**Extracted data**
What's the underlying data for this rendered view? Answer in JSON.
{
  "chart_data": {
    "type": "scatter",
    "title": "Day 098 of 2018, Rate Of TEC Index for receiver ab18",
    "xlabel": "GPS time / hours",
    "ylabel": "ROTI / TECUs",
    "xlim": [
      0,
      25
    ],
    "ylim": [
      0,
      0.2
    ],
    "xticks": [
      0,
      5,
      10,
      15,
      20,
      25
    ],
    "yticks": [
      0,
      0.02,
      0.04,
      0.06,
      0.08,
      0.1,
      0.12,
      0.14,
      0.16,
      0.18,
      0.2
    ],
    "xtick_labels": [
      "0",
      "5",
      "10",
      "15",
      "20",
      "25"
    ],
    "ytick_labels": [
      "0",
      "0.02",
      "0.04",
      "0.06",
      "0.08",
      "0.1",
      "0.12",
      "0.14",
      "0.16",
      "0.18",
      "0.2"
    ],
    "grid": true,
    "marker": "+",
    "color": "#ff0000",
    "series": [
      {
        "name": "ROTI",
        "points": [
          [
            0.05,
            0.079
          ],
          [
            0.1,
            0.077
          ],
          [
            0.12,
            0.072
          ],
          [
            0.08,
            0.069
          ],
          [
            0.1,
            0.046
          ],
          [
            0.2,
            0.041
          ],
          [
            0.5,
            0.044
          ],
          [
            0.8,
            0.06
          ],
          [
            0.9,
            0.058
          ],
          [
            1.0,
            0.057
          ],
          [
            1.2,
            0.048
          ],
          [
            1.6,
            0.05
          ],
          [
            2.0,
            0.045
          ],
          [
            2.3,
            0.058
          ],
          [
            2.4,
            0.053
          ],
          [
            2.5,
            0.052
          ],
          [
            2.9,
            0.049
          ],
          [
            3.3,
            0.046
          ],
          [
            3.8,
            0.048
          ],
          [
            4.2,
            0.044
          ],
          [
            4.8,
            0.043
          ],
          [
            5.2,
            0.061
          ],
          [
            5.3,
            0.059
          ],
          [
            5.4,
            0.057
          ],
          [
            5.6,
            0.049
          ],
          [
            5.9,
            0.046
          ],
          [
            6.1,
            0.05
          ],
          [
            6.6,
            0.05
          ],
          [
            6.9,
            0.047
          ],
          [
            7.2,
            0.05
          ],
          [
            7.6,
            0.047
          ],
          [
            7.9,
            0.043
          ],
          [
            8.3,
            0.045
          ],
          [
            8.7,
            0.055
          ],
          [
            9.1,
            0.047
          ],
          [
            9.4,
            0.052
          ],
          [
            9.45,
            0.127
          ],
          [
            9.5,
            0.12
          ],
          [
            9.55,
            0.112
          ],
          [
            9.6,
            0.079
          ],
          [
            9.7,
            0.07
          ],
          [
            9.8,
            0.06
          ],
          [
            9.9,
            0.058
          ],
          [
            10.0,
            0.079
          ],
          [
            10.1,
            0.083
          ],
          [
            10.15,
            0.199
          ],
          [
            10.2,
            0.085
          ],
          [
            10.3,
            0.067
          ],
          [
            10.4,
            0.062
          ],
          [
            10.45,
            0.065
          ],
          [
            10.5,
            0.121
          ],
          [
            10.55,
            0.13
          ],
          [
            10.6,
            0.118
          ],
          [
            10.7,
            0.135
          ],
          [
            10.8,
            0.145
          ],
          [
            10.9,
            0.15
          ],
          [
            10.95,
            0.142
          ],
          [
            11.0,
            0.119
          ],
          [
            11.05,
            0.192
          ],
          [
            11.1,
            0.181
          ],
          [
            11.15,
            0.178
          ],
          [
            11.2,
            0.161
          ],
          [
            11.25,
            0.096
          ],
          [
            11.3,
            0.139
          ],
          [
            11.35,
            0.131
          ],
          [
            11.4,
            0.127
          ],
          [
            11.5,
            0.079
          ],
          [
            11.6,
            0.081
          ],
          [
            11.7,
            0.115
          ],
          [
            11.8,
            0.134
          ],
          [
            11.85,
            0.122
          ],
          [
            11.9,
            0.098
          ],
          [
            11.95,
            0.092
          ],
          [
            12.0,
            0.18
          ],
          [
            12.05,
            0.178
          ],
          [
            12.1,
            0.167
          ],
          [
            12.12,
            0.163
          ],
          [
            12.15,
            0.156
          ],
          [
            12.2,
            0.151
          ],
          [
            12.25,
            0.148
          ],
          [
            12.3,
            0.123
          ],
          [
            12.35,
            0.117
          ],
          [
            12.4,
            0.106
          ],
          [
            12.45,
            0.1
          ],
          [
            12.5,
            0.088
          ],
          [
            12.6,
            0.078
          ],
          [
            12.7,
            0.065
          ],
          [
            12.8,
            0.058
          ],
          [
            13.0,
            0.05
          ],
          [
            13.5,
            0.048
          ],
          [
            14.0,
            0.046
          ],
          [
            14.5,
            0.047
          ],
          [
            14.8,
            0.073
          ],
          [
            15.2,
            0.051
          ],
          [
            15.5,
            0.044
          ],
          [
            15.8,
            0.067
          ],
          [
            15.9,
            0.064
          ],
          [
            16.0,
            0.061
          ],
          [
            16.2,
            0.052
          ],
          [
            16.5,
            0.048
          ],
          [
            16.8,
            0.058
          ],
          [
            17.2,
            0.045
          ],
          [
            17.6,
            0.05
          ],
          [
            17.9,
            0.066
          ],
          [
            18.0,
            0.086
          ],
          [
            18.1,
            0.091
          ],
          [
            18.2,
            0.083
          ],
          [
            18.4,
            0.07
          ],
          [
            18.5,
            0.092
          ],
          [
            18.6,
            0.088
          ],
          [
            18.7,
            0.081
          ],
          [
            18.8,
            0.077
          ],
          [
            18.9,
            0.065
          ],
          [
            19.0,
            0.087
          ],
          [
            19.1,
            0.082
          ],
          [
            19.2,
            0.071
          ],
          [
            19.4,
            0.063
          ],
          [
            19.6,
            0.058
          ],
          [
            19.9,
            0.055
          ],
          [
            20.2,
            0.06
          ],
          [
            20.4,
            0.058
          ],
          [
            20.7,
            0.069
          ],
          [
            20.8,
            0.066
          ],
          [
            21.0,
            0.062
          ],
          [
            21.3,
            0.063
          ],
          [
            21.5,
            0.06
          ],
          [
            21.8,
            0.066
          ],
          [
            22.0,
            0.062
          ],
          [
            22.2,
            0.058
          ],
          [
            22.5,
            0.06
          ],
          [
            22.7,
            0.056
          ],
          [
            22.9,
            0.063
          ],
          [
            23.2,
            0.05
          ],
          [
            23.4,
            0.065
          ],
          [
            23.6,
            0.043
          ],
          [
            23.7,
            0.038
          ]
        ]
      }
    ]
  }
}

**Work instructions**
Make an exact copy of every line in the data.

**Written response**
What's the underlying data for this rendered view? Answer in JSON.
{
  "chart_data": {
    "type": "scatter",
    "title": "Day 098 of 2018, Rate Of TEC Index for receiver ab18",
    "xlabel": "GPS time / hours",
    "ylabel": "ROTI / TECUs",
    "xlim": [
      0,
      25
    ],
    "ylim": [
      0,
      0.2
    ],
    "xticks": [
      0,
      5,
      10,
      15,
      20,
      25
    ],
    "yticks": [
      0,
      0.02,
      0.04,
      0.06,
      0.08,
      0.1,
      0.12,
      0.14,
      0.16,
      0.18,
      0.2
    ],
    "xtick_labels": [
      "0",
      "5",
      "10",
      "15",
      "20",
      "25"
    ],
    "ytick_labels": [
      "0",
      "0.02",
      "0.04",
      "0.06",
      "0.08",
      "0.1",
      "0.12",
      "0.14",
      "0.16",
      "0.18",
      "0.2"
    ],
    "grid": true,
    "marker": "+",
    "color": "#ff0000",
    "series": [
      {
        "name": "ROTI",
        "points": [
          [
            0.05,
            0.079
          ],
          [
            0.1,
            0.077
          ],
          [
            0.12,
            0.072
          ],
          [
            0.08,
            0.069
          ],
          [
            0.1,
            0.046
          ],
          [
            0.2,
            0.041
          ],
          [
            0.5,
            0.044
          ],
          [
            0.8,
            0.06
          ],
          [
            0.9,
            0.058
          ],
          [
            1.0,
            0.057
          ],
          [
            1.2,
            0.048
          ],
          [
            1.6,
            0.05
          ],
          [
            2.0,
            0.045
          ],
          [
            2.3,
            0.058
          ],
          [
            2.4,
            0.053
          ],
          [
            2.5,
            0.052
          ],
          [
            2.9,
            0.049
          ],
          [
            3.3,
            0.046
          ],
          [
            3.8,
            0.048
          ],
          [
            4.2,
            0.044
          ],
          [
            4.8,
            0.043
          ],
          [
            5.2,
            0.061
          ],
          [
            5.3,
            0.059
          ],
          [
            5.4,
            0.057
          ],
          [
            5.6,
            0.049
          ],
          [
            5.9,
            0.046
          ],
          [
            6.1,
            0.05
          ],
          [
            6.6,
            0.05
          ],
          [
            6.9,
            0.047
          ],
          [
            7.2,
            0.05
          ],
          [
            7.6,
            0.047
          ],
          [
            7.9,
            0.043
          ],
          [
            8.3,
            0.045
          ],
          [
            8.7,
            0.055
          ],
          [
            9.1,
            0.047
          ],
          [
            9.4,
            0.052
          ],
          [
            9.45,
            0.127
          ],
          [
            9.5,
            0.12
          ],
          [
            9.55,
            0.112
          ],
          [
            9.6,
            0.079
          ],
          [
            9.7,
            0.07
          ],
          [
            9.8,
            0.06
          ],
          [
            9.9,
            0.058
          ],
          [
            10.0,
            0.079
          ],
          [
            10.1,
            0.083
          ],
          [
            10.15,
            0.199
          ],
          [
            10.2,
            0.085
          ],
          [
            10.3,
            0.067
          ],
          [
            10.4,
            0.062
          ],
          [
            10.45,
            0.065
          ],
          [
            10.5,
            0.121
          ],
          [
            10.55,
            0.13
          ],
          [
            10.6,
            0.118
          ],
          [
            10.7,
            0.135
          ],
          [
            10.8,
            0.145
          ],
          [
            10.9,
            0.15
          ],
          [
            10.95,
            0.142
          ],
          [
            11.0,
            0.119
          ],
          [
            11.05,
            0.192
          ],
          [
            11.1,
            0.181
          ],
          [
            11.15,
            0.178
          ],
          [
            11.2,
            0.161
          ],
          [
            11.25,
            0.096
          ],
          [
            11.3,
            0.139
          ],
          [
            11.35,
            0.131
          ],
          [
            11.4,
            0.127
          ],
          [
            11.5,
            0.079
          ],
          [
            11.6,
            0.081
          ],
          [
            11.7,
            0.115
          ],
          [
            11.8,
            0.134
          ],
          [
            11.85,
            0.122
          ],
          [
            11.9,
            0.098
          ],
          [
            11.95,
            0.092
          ],
          [
            12.0,
            0.18
          ],
          [
            12.05,
            0.178
          ],
          [
            12.1,
            0.167
          ],
          [
            12.12,
            0.163
          ],
          [
            12.15,
            0.156
          ],
          [
            12.2,
            0.151
          ],
          [
            12.25,
            0.148
          ],
          [
            12.3,
            0.123
          ],
          [
            12.35,
            0.117
          ],
          [
            12.4,
            0.106
          ],
          [
            12.45,
            0.1
          ],
          [
            12.5,
            0.088
          ],
          [
            12.6,
            0.078
          ],
          [
            12.7,
            0.065
          ],
          [
            12.8,
            0.058
          ],
          [
            13.0,
            0.05
          ],
          [
            13.5,
            0.048
          ],
          [
            14.0,
            0.046
          ],
          [
            14.5,
            0.047
          ],
          [
            14.8,
            0.073
          ],
          [
            15.2,
            0.051
          ],
          [
            15.5,
            0.044
          ],
          [
            15.8,
            0.067
          ],
          [
            15.9,
            0.064
          ],
          [
            16.0,
            0.061
          ],
          [
            16.2,
            0.052
          ],
          [
            16.5,
            0.048
          ],
          [
            16.8,
            0.058
          ],
          [
            17.2,
            0.045
          ],
          [
            17.6,
            0.05
          ],
          [
            17.9,
            0.066
          ],
          [
            18.0,
            0.086
          ],
          [
            18.1,
            0.091
          ],
          [
            18.2,
            0.083
          ],
          [
            18.4,
            0.07
          ],
          [
            18.5,
            0.092
          ],
          [
            18.6,
            0.088
          ],
          [
            18.7,
            0.081
          ],
          [
            18.8,
            0.077
          ],
          [
            18.9,
            0.065
          ],
          [
            19.0,
            0.087
          ],
          [
            19.1,
            0.082
          ],
          [
            19.2,
            0.071
          ],
          [
            19.4,
            0.063
          ],
          [
            19.6,
            0.058
          ],
          [
            19.9,
            0.055
          ],
          [
            20.2,
            0.06
          ],
          [
            20.4,
            0.058
          ],
          [
            20.7,
            0.069
          ],
          [
            20.8,
            0.066
          ],
          [
            21.0,
            0.062
          ],
          [
            21.3,
            0.063
          ],
          [
            21.5,
            0.06
          ],
          [
            21.8,
            0.066
          ],
          [
            22.0,
            0.062
          ],
          [
            22.2,
            0.058
          ],
          [
            22.5,
            0.06
          ],
          [
            22.7,
            0.056
          ],
          [
            22.9,
            0.063
          ],
          [
            23.2,
            0.05
          ],
          [
            23.4,
            0.065
          ],
          [
            23.6,
            0.043
          ],
          [
            23.7,
            0.038
          ]
        ]
      }
    ]
  }
}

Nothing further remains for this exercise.